** BEGIN Entries shown **

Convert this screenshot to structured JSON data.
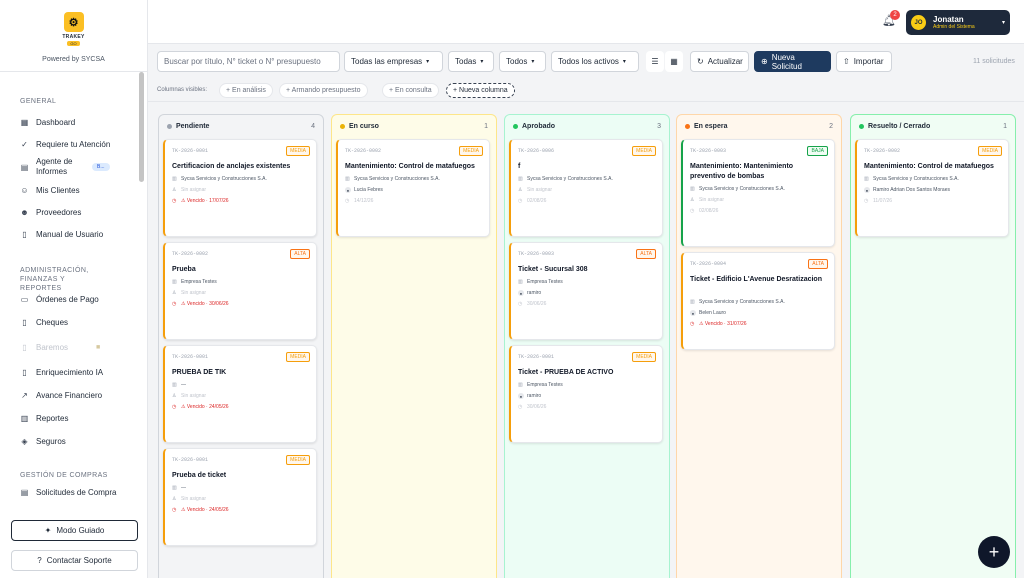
{
  "brand": {
    "name": "TRAKEY",
    "badge": "GO",
    "powered": "Powered by SYCSA"
  },
  "sidebar": {
    "sections": [
      {
        "title": "GENERAL",
        "items": [
          {
            "label": "Dashboard",
            "icon": "grid-icon"
          },
          {
            "label": "Requiere tu Atención",
            "icon": "check-circle-icon"
          },
          {
            "label": "Agente de Informes",
            "icon": "document-icon",
            "badge": "B..."
          },
          {
            "label": "Mis Clientes",
            "icon": "users-icon"
          },
          {
            "label": "Proveedores",
            "icon": "people-icon"
          },
          {
            "label": "Manual de Usuario",
            "icon": "book-icon"
          }
        ]
      },
      {
        "title": "ADMINISTRACIÓN, FINANZAS Y REPORTES",
        "items": [
          {
            "label": "Órdenes de Pago",
            "icon": "card-icon"
          },
          {
            "label": "Cheques",
            "icon": "file-icon"
          },
          {
            "label": "Baremos",
            "icon": "file-icon",
            "disabled": true
          },
          {
            "label": "Enriquecimiento IA",
            "icon": "file-icon"
          },
          {
            "label": "Avance Financiero",
            "icon": "trend-icon"
          },
          {
            "label": "Reportes",
            "icon": "bar-chart-icon"
          },
          {
            "label": "Seguros",
            "icon": "shield-icon"
          }
        ]
      },
      {
        "title": "GESTIÓN DE COMPRAS",
        "items": [
          {
            "label": "Solicitudes de Compra",
            "icon": "clipboard-icon"
          }
        ]
      }
    ],
    "guided_mode": "Modo Guiado",
    "support": "Contactar Soporte"
  },
  "header": {
    "notifications": "2",
    "user": {
      "initials": "JO",
      "name": "Jonatan",
      "role": "Admin del Sistema"
    }
  },
  "toolbar": {
    "search_placeholder": "Buscar por título, N° ticket o N° presupuesto",
    "filters": [
      "Todas las empresas",
      "Todas",
      "Todos",
      "Todos los activos"
    ],
    "refresh": "Actualizar",
    "new_request": "Nueva Solicitud",
    "import": "Importar",
    "count": "11 solicitudes"
  },
  "visible_columns": {
    "label": "Columnas visibles:",
    "options": [
      "+ En análisis",
      "+ Armando presupuesto",
      "+ En consulta",
      "+ Nueva columna"
    ]
  },
  "board": {
    "columns": [
      {
        "title": "Pendiente",
        "count": "4",
        "color": "#9ca3af",
        "bg": "#f3f4f6",
        "border": "#d1d5db",
        "accent": "#f59e0b",
        "cards": [
          {
            "id": "TK-2026-0001",
            "priority": "MEDIA",
            "title": "Certificacion de anclajes existentes",
            "company": "Sycsa Servicios y Construcciones S.A.",
            "assignee": "Sin asignar",
            "due": "⚠ Vencido · 17/07/26"
          },
          {
            "id": "TK-2026-0002",
            "priority": "ALTA",
            "title": "Prueba",
            "company": "Empresa Testes",
            "assignee": "Sin asignar",
            "due": "⚠ Vencido · 30/06/26"
          },
          {
            "id": "TK-2026-0001",
            "priority": "MEDIA",
            "title": "PRUEBA DE TIK",
            "company": "—",
            "assignee": "Sin asignar",
            "due": "⚠ Vencido · 24/05/26"
          },
          {
            "id": "TK-2026-0001",
            "priority": "MEDIA",
            "title": "Prueba de ticket",
            "company": "—",
            "assignee": "Sin asignar",
            "due": "⚠ Vencido · 24/05/26"
          }
        ]
      },
      {
        "title": "En curso",
        "count": "1",
        "color": "#eab308",
        "bg": "#fefce8",
        "border": "#fde68a",
        "accent": "#f59e0b",
        "cards": [
          {
            "id": "TK-2026-0002",
            "priority": "MEDIA",
            "title": "Mantenimiento: Control de matafuegos",
            "company": "Sycsa Servicios y Construcciones S.A.",
            "assignee": "Lucia Febres",
            "due": "14/12/26"
          }
        ]
      },
      {
        "title": "Aprobado",
        "count": "3",
        "color": "#22c55e",
        "bg": "#ecfdf5",
        "border": "#a7f3d0",
        "accent": "#f59e0b",
        "cards": [
          {
            "id": "TK-2026-0006",
            "priority": "MEDIA",
            "title": "f",
            "company": "Sycsa Servicios y Construcciones S.A.",
            "assignee": "Sin asignar",
            "due": "02/08/26"
          },
          {
            "id": "TK-2026-0003",
            "priority": "ALTA",
            "title": "Ticket - Sucursal 308",
            "company": "Empresa Testes",
            "assignee": "ramiro",
            "due": "30/06/26"
          },
          {
            "id": "TK-2026-0001",
            "priority": "MEDIA",
            "title": "Ticket - PRUEBA DE ACTIVO",
            "company": "Empresa Testes",
            "assignee": "ramiro",
            "due": "30/06/26"
          }
        ]
      },
      {
        "title": "En espera",
        "count": "2",
        "color": "#f97316",
        "bg": "#fff7ed",
        "border": "#fed7aa",
        "accent": "#f59e0b",
        "cards": [
          {
            "id": "TK-2026-0003",
            "priority": "BAJA",
            "title": "Mantenimiento: Mantenimiento preventivo de bombas",
            "company": "Sycsa Servicios y Construcciones S.A.",
            "assignee": "Sin asignar",
            "due": "02/08/26"
          },
          {
            "id": "TK-2026-0004",
            "priority": "ALTA",
            "title": "Ticket - Edificio L'Avenue Desratizacion",
            "company": "Sycsa Servicios y Construcciones S.A.",
            "assignee": "Belen Lauro",
            "due": "⚠ Vencido · 31/07/26"
          }
        ]
      },
      {
        "title": "Resuelto / Cerrado",
        "count": "1",
        "color": "#22c55e",
        "bg": "#f0fdf4",
        "border": "#86efac",
        "accent": "#f59e0b",
        "cards": [
          {
            "id": "TK-2026-0002",
            "priority": "MEDIA",
            "title": "Mantenimiento: Control de matafuegos",
            "company": "Sycsa Servicios y Construcciones S.A.",
            "assignee": "Ramiro Adrian Dos Santos Moraes",
            "due": "11/07/26"
          }
        ]
      }
    ]
  },
  "priority_colors": {
    "MEDIA": "#f59e0b",
    "ALTA": "#f97316",
    "BAJA": "#16a34a"
  }
}
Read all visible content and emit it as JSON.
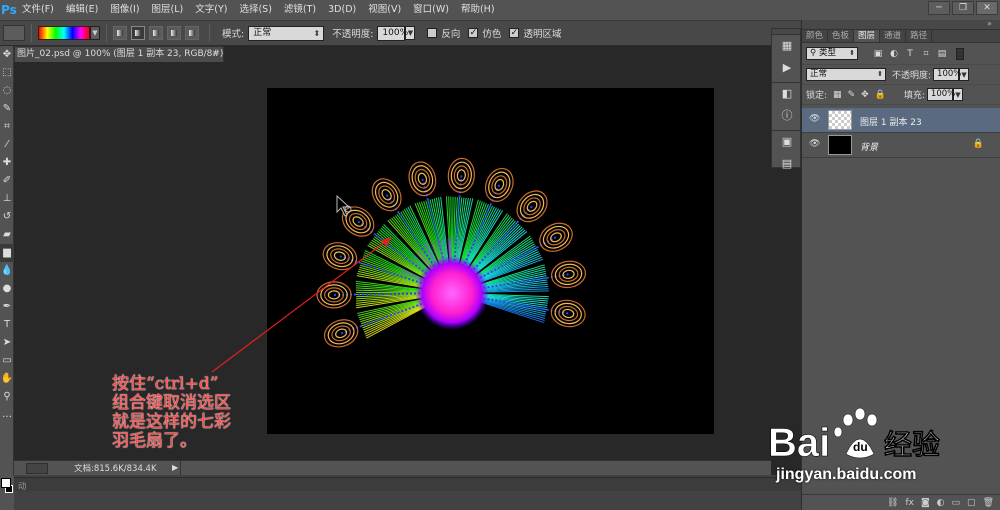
{
  "menubar": {
    "logo": "Ps",
    "items": [
      "文件(F)",
      "编辑(E)",
      "图像(I)",
      "图层(L)",
      "文字(Y)",
      "选择(S)",
      "滤镜(T)",
      "3D(D)",
      "视图(V)",
      "窗口(W)",
      "帮助(H)"
    ]
  },
  "window_controls": {
    "minimize": "─",
    "restore": "❐",
    "close": "✕"
  },
  "options": {
    "mode_label": "模式:",
    "mode_value": "正常",
    "opacity_label": "不透明度:",
    "opacity_value": "100%",
    "reverse_label": "反向",
    "reverse_checked": false,
    "dither_label": "仿色",
    "dither_checked": true,
    "transparency_label": "透明区域",
    "transparency_checked": true
  },
  "document": {
    "tab_title": "图片_02.psd @ 100% (图层 1 副本 23, RGB/8#) *",
    "close": "×"
  },
  "status": {
    "doc_info": "文档:815.6K/834.4K",
    "bottom_tag": "动"
  },
  "layers_panel": {
    "tabs": [
      "颜色",
      "色板",
      "图层",
      "通道",
      "路径"
    ],
    "active_tab": 2,
    "filter_label": "类型",
    "blend_mode": "正常",
    "opacity_label": "不透明度:",
    "opacity_value": "100%",
    "lock_label": "锁定:",
    "fill_label": "填充:",
    "fill_value": "100%",
    "layers": [
      {
        "name": "图层 1 副本 23",
        "selected": true,
        "visible": true
      },
      {
        "name": "背景",
        "selected": false,
        "visible": true,
        "locked": true
      }
    ]
  },
  "annotation": {
    "lines": [
      "按住“ctrl+d”",
      "组合键取消选区",
      "就是这样的七彩",
      "羽毛扇了。"
    ],
    "color": "#ff4a4a"
  },
  "watermark": {
    "brand": "Bai",
    "suffix": "经验",
    "url": "jingyan.baidu.com"
  }
}
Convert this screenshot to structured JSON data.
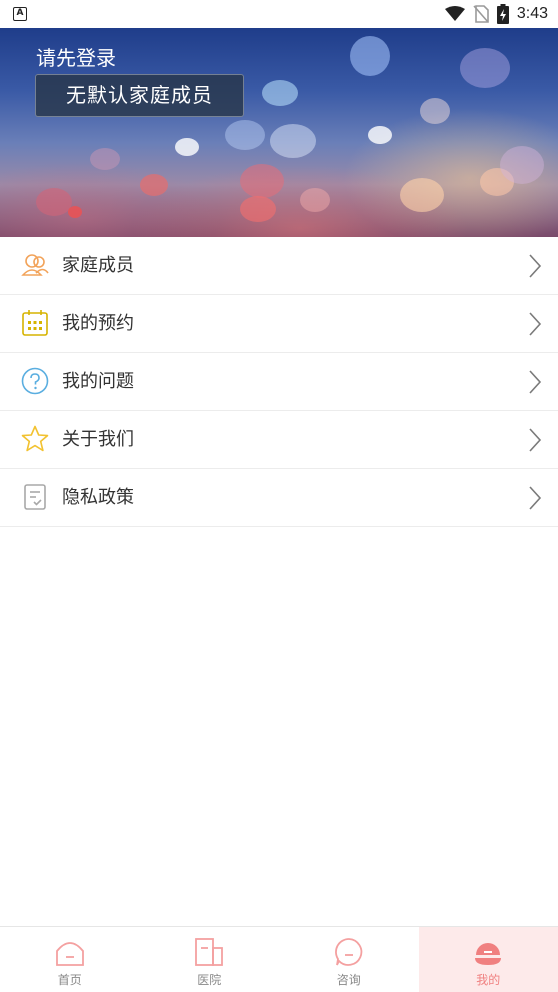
{
  "status_bar": {
    "time": "3:43",
    "left_icon_letter": "A"
  },
  "header": {
    "login_prompt": "请先登录",
    "default_member": "无默认家庭成员"
  },
  "menu": {
    "items": [
      {
        "label": "家庭成员",
        "icon": "family-members-icon",
        "color": "#f2a35a"
      },
      {
        "label": "我的预约",
        "icon": "calendar-icon",
        "color": "#d6b400"
      },
      {
        "label": "我的问题",
        "icon": "question-icon",
        "color": "#5aaee0"
      },
      {
        "label": "关于我们",
        "icon": "star-icon",
        "color": "#f2c230"
      },
      {
        "label": "隐私政策",
        "icon": "document-icon",
        "color": "#a8a8a8"
      }
    ]
  },
  "bottom_nav": {
    "items": [
      {
        "label": "首页",
        "icon": "home-icon"
      },
      {
        "label": "医院",
        "icon": "hospital-icon"
      },
      {
        "label": "咨询",
        "icon": "chat-icon"
      },
      {
        "label": "我的",
        "icon": "profile-icon",
        "active": true
      }
    ],
    "accent": "#f08080"
  }
}
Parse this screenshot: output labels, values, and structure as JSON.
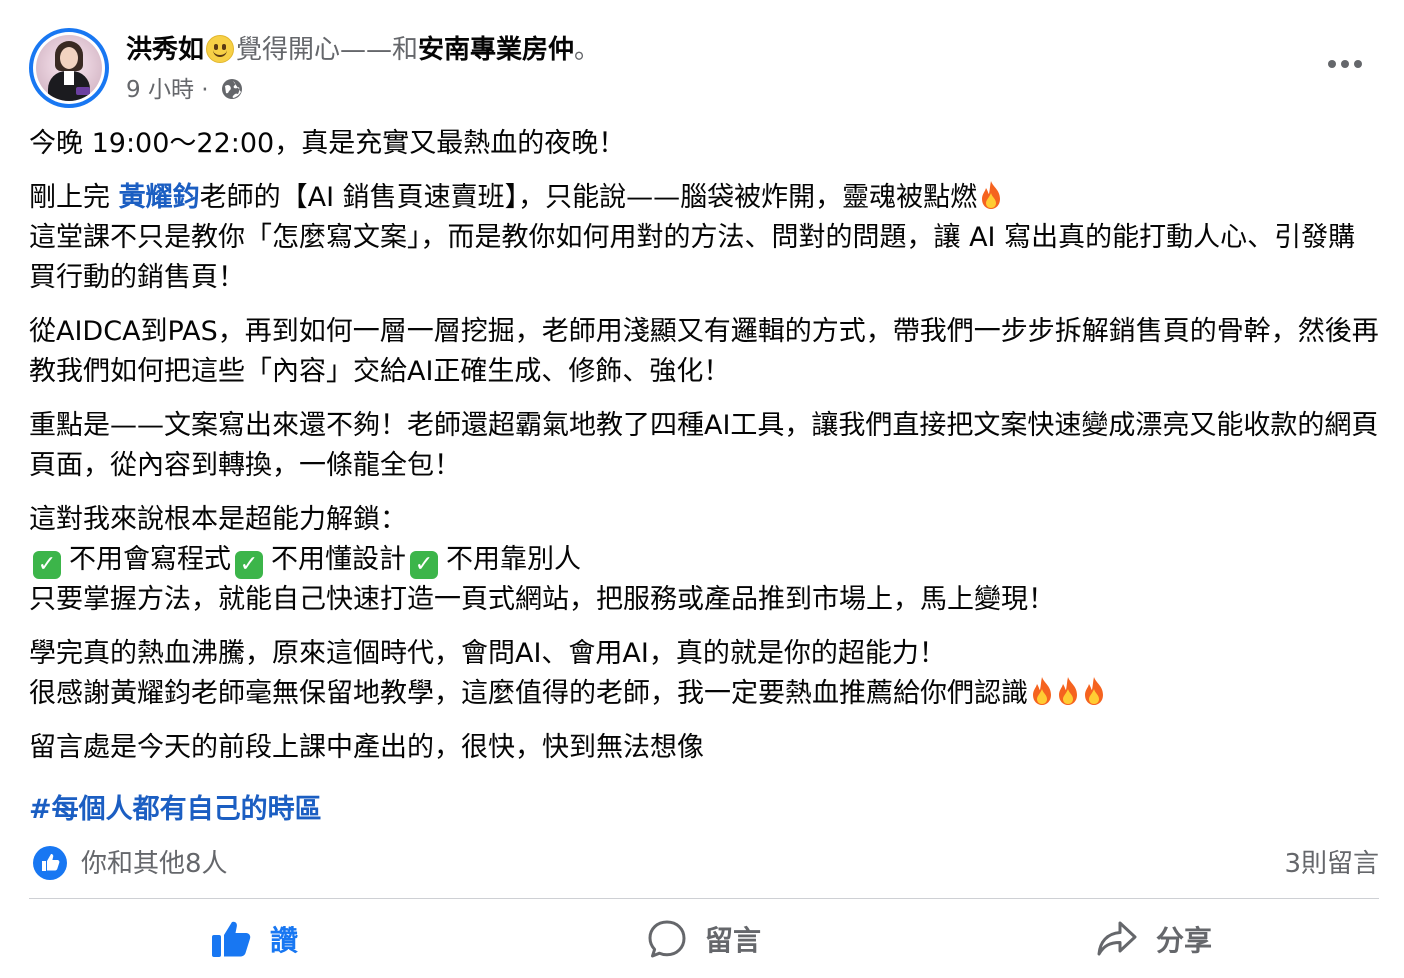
{
  "header": {
    "author": "洪秀如",
    "feeling": "覺得開心——和",
    "with_page": "安南專業房仲",
    "suffix": "。",
    "time": "9 小時",
    "dot": "·"
  },
  "post": {
    "p1": "今晚 19:00～22:00，真是充實又最熱血的夜晚！",
    "p2_pre": "剛上完 ",
    "p2_mention": "黃耀鈞",
    "p2_post": "老師的【AI 銷售頁速賣班】，只能說——腦袋被炸開，靈魂被點燃",
    "p2_line2": "這堂課不只是教你「怎麼寫文案」，而是教你如何用對的方法、問對的問題，讓 AI 寫出真的能打動人心、引發購買行動的銷售頁！",
    "p3": "從AIDCA到PAS，再到如何一層一層挖掘，老師用淺顯又有邏輯的方式，帶我們一步步拆解銷售頁的骨幹，然後再教我們如何把這些「內容」交給AI正確生成、修飾、強化！",
    "p4": "重點是——文案寫出來還不夠！老師還超霸氣地教了四種AI工具，讓我們直接把文案快速變成漂亮又能收款的網頁頁面，從內容到轉換，一條龍全包！",
    "p5_line1": "這對我來說根本是超能力解鎖：",
    "check1": "不用會寫程式",
    "check2": "不用懂設計",
    "check3": "不用靠別人",
    "p5_line3": "只要掌握方法，就能自己快速打造一頁式網站，把服務或產品推到市場上，馬上變現！",
    "p6_line1": "學完真的熱血沸騰，原來這個時代，會問AI、會用AI，真的就是你的超能力！",
    "p6_line2": "很感謝黃耀鈞老師毫無保留地教學，這麼值得的老師，我一定要熱血推薦給你們認識",
    "p7": "留言處是今天的前段上課中產出的，很快，快到無法想像",
    "hashtag": "#每個人都有自己的時區"
  },
  "reactions": {
    "summary": "你和其他8人",
    "comments": "3則留言"
  },
  "actions": {
    "like": "讚",
    "comment": "留言",
    "share": "分享"
  },
  "colors": {
    "link": "#1b5ec2",
    "brand": "#1877f2",
    "muted": "#65676b"
  },
  "icons": [
    "smiley-icon",
    "globe-icon",
    "more-icon",
    "fire-icon",
    "check-icon",
    "like-icon",
    "comment-icon",
    "share-icon"
  ]
}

** END Entries shown **

▶ **Aim of the exercise**: Write out exactly the lines from the line holding "Parse this screenshot: output" through the last line of the records above, inclusive, and nothing more. Leave out the pictures.

▶ **Result for this exercise**:
Parse this screenshot: output labels, values, and structure as JSON.
{
  "header": {
    "author": "洪秀如",
    "feeling": "覺得開心——和",
    "with_page": "安南專業房仲",
    "suffix": "。",
    "time": "9 小時",
    "dot": "·"
  },
  "post": {
    "p1": "今晚 19:00～22:00，真是充實又最熱血的夜晚！",
    "p2_pre": "剛上完 ",
    "p2_mention": "黃耀鈞",
    "p2_post": "老師的【AI 銷售頁速賣班】，只能說——腦袋被炸開，靈魂被點燃",
    "p2_line2": "這堂課不只是教你「怎麼寫文案」，而是教你如何用對的方法、問對的問題，讓 AI 寫出真的能打動人心、引發購買行動的銷售頁！",
    "p3": "從AIDCA到PAS，再到如何一層一層挖掘，老師用淺顯又有邏輯的方式，帶我們一步步拆解銷售頁的骨幹，然後再教我們如何把這些「內容」交給AI正確生成、修飾、強化！",
    "p4": "重點是——文案寫出來還不夠！老師還超霸氣地教了四種AI工具，讓我們直接把文案快速變成漂亮又能收款的網頁頁面，從內容到轉換，一條龍全包！",
    "p5_line1": "這對我來說根本是超能力解鎖：",
    "check1": "不用會寫程式",
    "check2": "不用懂設計",
    "check3": "不用靠別人",
    "p5_line3": "只要掌握方法，就能自己快速打造一頁式網站，把服務或產品推到市場上，馬上變現！",
    "p6_line1": "學完真的熱血沸騰，原來這個時代，會問AI、會用AI，真的就是你的超能力！",
    "p6_line2": "很感謝黃耀鈞老師毫無保留地教學，這麼值得的老師，我一定要熱血推薦給你們認識",
    "p7": "留言處是今天的前段上課中產出的，很快，快到無法想像",
    "hashtag": "#每個人都有自己的時區"
  },
  "reactions": {
    "summary": "你和其他8人",
    "comments": "3則留言"
  },
  "actions": {
    "like": "讚",
    "comment": "留言",
    "share": "分享"
  },
  "colors": {
    "link": "#1b5ec2",
    "brand": "#1877f2",
    "muted": "#65676b"
  },
  "icons": [
    "smiley-icon",
    "globe-icon",
    "more-icon",
    "fire-icon",
    "check-icon",
    "like-icon",
    "comment-icon",
    "share-icon"
  ]
}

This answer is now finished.